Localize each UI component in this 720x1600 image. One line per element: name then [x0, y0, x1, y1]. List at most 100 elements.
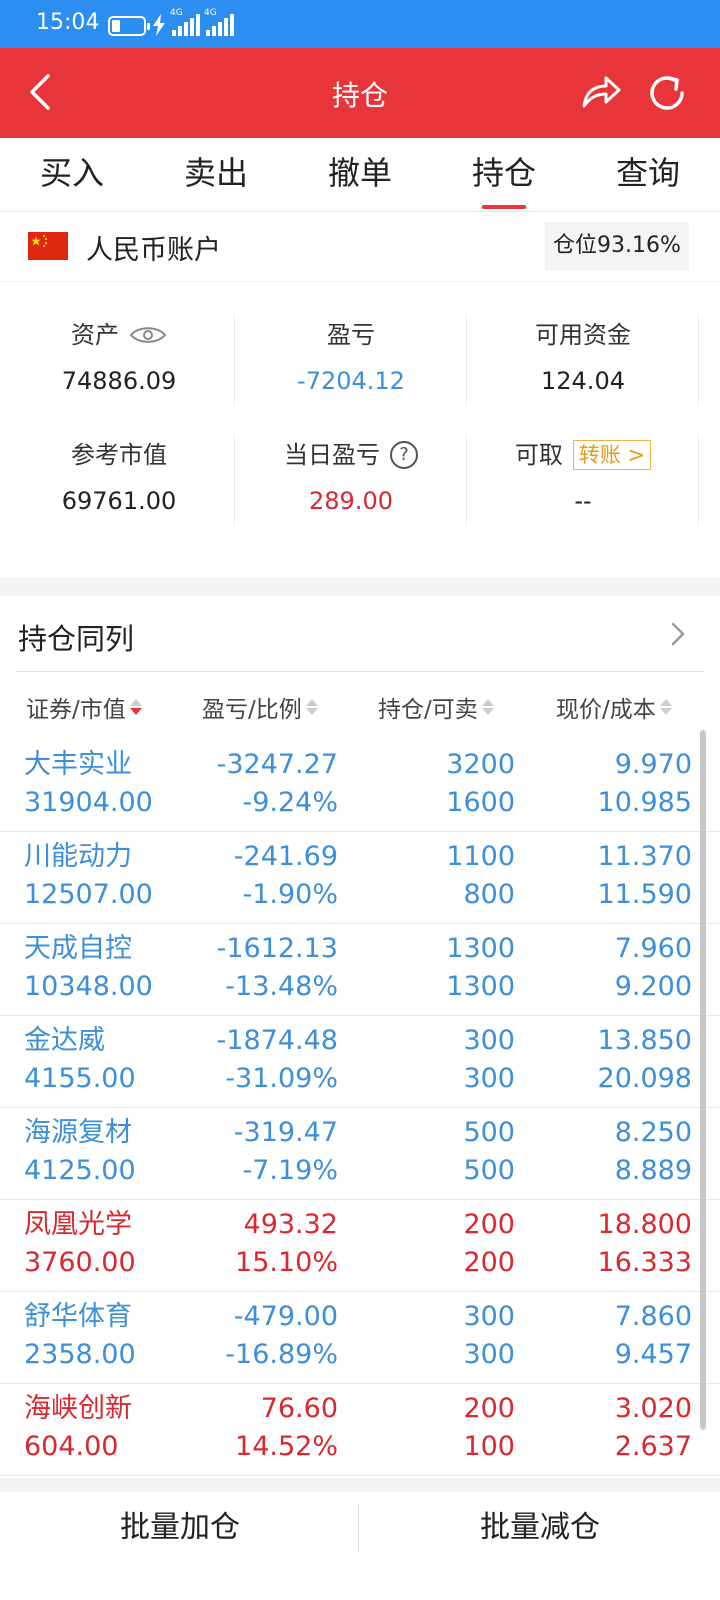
- stock-position: 3200: [446, 749, 515, 780]
- stock-sellable: 100: [463, 1431, 515, 1462]
- stock-name: 川能动力: [24, 841, 132, 872]
- battery-icon: [108, 16, 150, 36]
- stock-sellable: 500: [463, 1155, 515, 1186]
- sort-icon: [481, 699, 494, 715]
- stock-price: 18.800: [597, 1209, 692, 1240]
- daily-pl-value: 289.00: [309, 487, 393, 515]
- stock-price: 7.860: [614, 1301, 692, 1332]
- stock-name: 海源复材: [24, 1117, 132, 1148]
- market-value-label: 参考市值: [71, 441, 167, 469]
- stock-name: 天成自控: [24, 933, 132, 964]
- stock-pl-ratio: 15.10%: [235, 1247, 338, 1278]
- available-funds-label: 可用资金: [535, 321, 631, 349]
- bottom-divider: [0, 1478, 720, 1492]
- stock-pl: -241.69: [233, 841, 338, 872]
- section-divider: [0, 578, 720, 596]
- charging-icon: [153, 14, 165, 36]
- stock-position: 1100: [446, 841, 515, 872]
- stock-market-value: 12507.00: [24, 879, 153, 910]
- table-row[interactable]: 海源复材 4125.00 -319.47 -7.19% 500 500 8.25…: [0, 1108, 720, 1200]
- stock-pl-ratio: -16.89%: [225, 1339, 338, 1370]
- sort-header-position[interactable]: 持仓/可卖: [378, 690, 494, 724]
- table-row[interactable]: 大丰实业 31904.00 -3247.27 -9.24% 3200 1600 …: [0, 740, 720, 832]
- stock-pl-ratio: -7.19%: [242, 1155, 338, 1186]
- tab-sell[interactable]: 卖出: [144, 138, 288, 211]
- stock-cost: 2.637: [614, 1431, 692, 1462]
- stock-sellable: 1300: [446, 971, 515, 1002]
- available-funds-value: 124.04: [541, 367, 625, 395]
- stock-market-value: 4125.00: [24, 1155, 136, 1186]
- positions-section-header[interactable]: 持仓同列: [0, 596, 720, 672]
- section-title: 持仓同列: [18, 622, 135, 656]
- batch-reduce-button[interactable]: 批量减仓: [360, 1492, 720, 1600]
- stock-name: 大丰实业: [24, 749, 132, 780]
- stock-market-value: 3760.00: [24, 1247, 136, 1278]
- stock-sellable: 200: [463, 1247, 515, 1278]
- sort-icon: [305, 699, 318, 715]
- table-row[interactable]: 天成自控 10348.00 -1612.13 -13.48% 1300 1300…: [0, 924, 720, 1016]
- stock-cost: 16.333: [597, 1247, 692, 1278]
- stock-sellable: 300: [463, 1063, 515, 1094]
- sort-header-security[interactable]: 证券/市值: [26, 690, 142, 724]
- tab-positions[interactable]: 持仓: [432, 138, 576, 211]
- stock-name: 海峡创新: [24, 1393, 132, 1424]
- list-scrollbar[interactable]: [700, 730, 706, 1430]
- share-icon[interactable]: [580, 72, 622, 112]
- table-row[interactable]: 海峡创新 604.00 76.60 14.52% 200 100 3.020 2…: [0, 1384, 720, 1476]
- stock-price: 3.020: [614, 1393, 692, 1424]
- bottom-action-bar: 批量加仓 批量减仓: [0, 1492, 720, 1600]
- table-row[interactable]: 凤凰光学 3760.00 493.32 15.10% 200 200 18.80…: [0, 1200, 720, 1292]
- tab-buy[interactable]: 买入: [0, 138, 144, 211]
- stock-sellable: 300: [463, 1339, 515, 1370]
- signal-icon: 4G: [170, 8, 200, 36]
- stock-position: 1300: [446, 933, 515, 964]
- batch-add-button[interactable]: 批量加仓: [0, 1492, 360, 1600]
- stock-pl-ratio: 14.52%: [235, 1431, 338, 1462]
- table-row[interactable]: 金达威 4155.00 -1874.48 -31.09% 300 300 13.…: [0, 1016, 720, 1108]
- daily-pl-label: 当日盈亏: [284, 441, 380, 469]
- account-name: 人民币账户: [86, 235, 221, 266]
- status-icons: 4G 4G: [108, 8, 234, 36]
- account-row: 人民币账户 仓位93.16%: [0, 212, 720, 282]
- withdrawable-label: 可取: [514, 441, 563, 469]
- stock-pl-ratio: -1.90%: [242, 879, 338, 910]
- pl-label: 盈亏: [327, 321, 375, 349]
- table-row[interactable]: 川能动力 12507.00 -241.69 -1.90% 1100 800 11…: [0, 832, 720, 924]
- sort-icon: [129, 699, 142, 715]
- stock-pl: -479.00: [233, 1301, 338, 1332]
- tab-cancel-order[interactable]: 撤单: [288, 138, 432, 211]
- stock-price: 9.970: [614, 749, 692, 780]
- transfer-button[interactable]: 转账 >: [572, 440, 652, 470]
- sort-header-pl[interactable]: 盈亏/比例: [202, 690, 318, 724]
- stock-name: 金达威: [24, 1025, 105, 1056]
- stock-position: 300: [463, 1025, 515, 1056]
- stock-price: 8.250: [614, 1117, 692, 1148]
- stock-name: 凤凰光学: [24, 1209, 132, 1240]
- assets-value: 74886.09: [61, 367, 177, 395]
- stock-cost: 9.457: [614, 1339, 692, 1370]
- stock-price: 11.370: [597, 841, 692, 872]
- chevron-right-icon[interactable]: [666, 618, 690, 650]
- positions-list: 大丰实业 31904.00 -3247.27 -9.24% 3200 1600 …: [0, 740, 720, 1476]
- stock-cost: 10.985: [597, 787, 692, 818]
- eye-icon[interactable]: [129, 324, 167, 346]
- sort-header-price[interactable]: 现价/成本: [556, 690, 672, 724]
- stock-cost: 8.889: [614, 1155, 692, 1186]
- position-ratio-badge: 仓位93.16%: [545, 222, 689, 270]
- stock-pl: -1874.48: [216, 1025, 338, 1056]
- stock-position: 500: [463, 1117, 515, 1148]
- trade-tabs: 买入 卖出 撤单 持仓 查询: [0, 138, 720, 212]
- assets-label: 资产: [71, 321, 119, 349]
- refresh-icon[interactable]: [646, 72, 688, 114]
- tab-query[interactable]: 查询: [576, 138, 720, 211]
- withdrawable-value: --: [574, 487, 592, 515]
- table-header: 证券/市值 盈亏/比例 持仓/可卖 现价/成本: [0, 672, 720, 740]
- stock-sellable: 1600: [446, 787, 515, 818]
- market-value: 69761.00: [61, 487, 177, 515]
- help-icon[interactable]: ?: [390, 441, 418, 469]
- stock-pl-ratio: -13.48%: [225, 971, 338, 1002]
- stock-market-value: 604.00: [24, 1431, 119, 1462]
- stock-cost: 20.098: [597, 1063, 692, 1094]
- stock-position: 300: [463, 1301, 515, 1332]
- table-row[interactable]: 舒华体育 2358.00 -479.00 -16.89% 300 300 7.8…: [0, 1292, 720, 1384]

----

## What the task asks
Pick out every line of the rows above that contains the string "header", and copy each one. Case counts.

## Final result
- sort-header-position[interactable]: 持仓/可卖: [378, 690, 494, 724]
- positions-section-header[interactable]: 持仓同列: [0, 596, 720, 672]
- sort-header-security[interactable]: 证券/市值: [26, 690, 142, 724]
- sort-header-pl[interactable]: 盈亏/比例: [202, 690, 318, 724]
- sort-header-price[interactable]: 现价/成本: [556, 690, 672, 724]
- table-header: 证券/市值 盈亏/比例 持仓/可卖 现价/成本: [0, 672, 720, 740]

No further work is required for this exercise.